◆ WRITTEN TASK ◆
Provide an exact reproduction of every entry.

[Items from a dataset]
▼▼▼
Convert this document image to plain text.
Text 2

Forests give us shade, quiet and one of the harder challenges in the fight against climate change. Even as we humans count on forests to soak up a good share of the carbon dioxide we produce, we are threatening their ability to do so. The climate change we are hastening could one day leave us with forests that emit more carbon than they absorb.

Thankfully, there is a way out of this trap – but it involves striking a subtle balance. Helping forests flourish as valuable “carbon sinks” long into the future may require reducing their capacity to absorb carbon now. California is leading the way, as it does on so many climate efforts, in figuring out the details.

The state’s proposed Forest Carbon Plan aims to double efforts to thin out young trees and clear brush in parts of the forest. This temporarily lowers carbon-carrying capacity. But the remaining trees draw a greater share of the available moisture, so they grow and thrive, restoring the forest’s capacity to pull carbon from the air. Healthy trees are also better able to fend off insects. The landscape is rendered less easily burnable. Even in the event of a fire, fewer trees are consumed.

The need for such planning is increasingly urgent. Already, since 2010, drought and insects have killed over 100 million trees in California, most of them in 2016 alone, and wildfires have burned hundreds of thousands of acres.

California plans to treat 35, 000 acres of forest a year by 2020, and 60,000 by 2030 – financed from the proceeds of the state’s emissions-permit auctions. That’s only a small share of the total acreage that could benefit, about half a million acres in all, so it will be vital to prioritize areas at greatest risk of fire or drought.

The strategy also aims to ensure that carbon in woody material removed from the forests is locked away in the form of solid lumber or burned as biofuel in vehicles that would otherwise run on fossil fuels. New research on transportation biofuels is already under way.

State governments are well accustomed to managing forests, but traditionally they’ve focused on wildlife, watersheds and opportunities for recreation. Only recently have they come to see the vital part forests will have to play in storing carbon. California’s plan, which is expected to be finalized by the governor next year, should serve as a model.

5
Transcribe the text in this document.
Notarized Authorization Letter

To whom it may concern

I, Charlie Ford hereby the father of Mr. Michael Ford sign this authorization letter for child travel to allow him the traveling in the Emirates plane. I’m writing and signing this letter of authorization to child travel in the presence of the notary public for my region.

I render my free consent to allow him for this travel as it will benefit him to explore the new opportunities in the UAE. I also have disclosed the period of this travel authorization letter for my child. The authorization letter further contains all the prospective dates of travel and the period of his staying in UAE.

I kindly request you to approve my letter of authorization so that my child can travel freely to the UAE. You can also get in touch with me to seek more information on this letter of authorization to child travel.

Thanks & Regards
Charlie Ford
▲▲▲
◆ FINAL RESULT ◆
Convert this document image to plain text.
Text 2

Forests give us shade, quiet and one of the harder challenges in the fight against climate change. Even as we humans count on forests to soak up a good share of the carbon dioxide we produce, we are threatening their ability to do so. The climate change we are hastening could one day leave us with forests that emit more carbon than they absorb.

Thankfully, there is a way out of this trap – but it involves striking a subtle balance. Helping forests flourish as valuable “carbon sinks” long into the future may require reducing their capacity to absorb carbon now. California is leading the way, as it does on so many climate efforts, in figuring out the details.

The state’s proposed Forest Carbon Plan aims to double efforts to thin out young trees and clear brush in parts of the forest. This temporarily lowers carbon-carrying capacity. But the remaining trees draw a greater share of the available moisture, so they grow and thrive, restoring the forest’s capacity to pull carbon from the air. Healthy trees are also better able to fend off insects. The landscape is rendered less easily burnable. Even in the event of a fire, fewer trees are consumed.

The need for such planning is increasingly urgent. Already, since 2010, drought and insects have killed over 100 million trees in California, most of them in 2016 alone, and wildfires have burned hundreds of thousands of acres.

California plans to treat 35, 000 acres of forest a year by 2020, and 60,000 by 2030 – financed from the proceeds of the state’s emissions-permit auctions. That’s only a small share of the total acreage that could benefit, about half a million acres in all, so it will be vital to prioritize areas at greatest risk of fire or drought.

The strategy also aims to ensure that carbon in woody material removed from the forests is locked away in the form of solid lumber or burned as biofuel in vehicles that would otherwise run on fossil fuels. New research on transportation biofuels is already under way.

State governments are well accustomed to managing forests, but traditionally they’ve focused on wildlife, watersheds and opportunities for recreation. Only recently have they come to see the vital part forests will have to play in storing carbon. California’s plan, which is expected to be finalized by the governor next year, should serve as a model.

5
Transcribe the text in this document.
Notarized Authorization Letter

To whom it may concern

I, Charlie Ford hereby the father of Mr. Michael Ford sign this authorization letter for child travel to allow him the traveling in the Emirates plane. I’m writing and signing this letter of authorization to child travel in the presence of the notary public for my region.

I render my free consent to allow him for this travel as it will benefit him to explore the new opportunities in the UAE. I also have disclosed the period of this travel authorization letter for my child. The authorization letter further contains all the prospective dates of travel and the period of his staying in UAE.

I kindly request you to approve my letter of authorization so that my child can travel freely to the UAE. You can also get in touch with me to seek more information on this letter of authorization to child travel.

Thanks & Regards
Charlie Ford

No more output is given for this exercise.